WRITTEN REQUEST: Return the records, each one exactly as written.

MATERIAL PROVIDED:
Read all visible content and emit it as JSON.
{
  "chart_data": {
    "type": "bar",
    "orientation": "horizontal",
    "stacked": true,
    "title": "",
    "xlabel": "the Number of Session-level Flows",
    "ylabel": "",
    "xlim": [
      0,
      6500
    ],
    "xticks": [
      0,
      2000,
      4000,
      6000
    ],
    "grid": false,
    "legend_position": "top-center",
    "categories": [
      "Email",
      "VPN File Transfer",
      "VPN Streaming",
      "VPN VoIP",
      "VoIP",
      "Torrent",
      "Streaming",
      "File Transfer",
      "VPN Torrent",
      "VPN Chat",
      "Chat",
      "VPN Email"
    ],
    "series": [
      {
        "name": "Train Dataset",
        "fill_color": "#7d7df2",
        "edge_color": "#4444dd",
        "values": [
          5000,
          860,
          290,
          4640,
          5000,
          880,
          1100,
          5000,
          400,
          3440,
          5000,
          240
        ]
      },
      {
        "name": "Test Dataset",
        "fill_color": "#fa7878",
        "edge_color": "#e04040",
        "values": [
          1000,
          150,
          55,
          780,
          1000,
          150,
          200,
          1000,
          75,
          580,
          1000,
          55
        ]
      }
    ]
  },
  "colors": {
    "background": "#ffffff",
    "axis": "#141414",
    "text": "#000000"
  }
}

EXERCISE OUTPUT:
Read all visible content and emit it as JSON.
{
  "chart_data": {
    "type": "bar",
    "orientation": "horizontal",
    "stacked": true,
    "title": "",
    "xlabel": "the Number of Session-level Flows",
    "ylabel": "",
    "xlim": [
      0,
      6500
    ],
    "xticks": [
      0,
      2000,
      4000,
      6000
    ],
    "grid": false,
    "legend_position": "top-center",
    "categories": [
      "Email",
      "VPN File Transfer",
      "VPN Streaming",
      "VPN VoIP",
      "VoIP",
      "Torrent",
      "Streaming",
      "File Transfer",
      "VPN Torrent",
      "VPN Chat",
      "Chat",
      "VPN Email"
    ],
    "series": [
      {
        "name": "Train Dataset",
        "fill_color": "#7d7df2",
        "edge_color": "#4444dd",
        "values": [
          5000,
          860,
          290,
          4640,
          5000,
          880,
          1100,
          5000,
          400,
          3440,
          5000,
          240
        ]
      },
      {
        "name": "Test Dataset",
        "fill_color": "#fa7878",
        "edge_color": "#e04040",
        "values": [
          1000,
          150,
          55,
          780,
          1000,
          150,
          200,
          1000,
          75,
          580,
          1000,
          55
        ]
      }
    ]
  },
  "colors": {
    "background": "#ffffff",
    "axis": "#141414",
    "text": "#000000"
  }
}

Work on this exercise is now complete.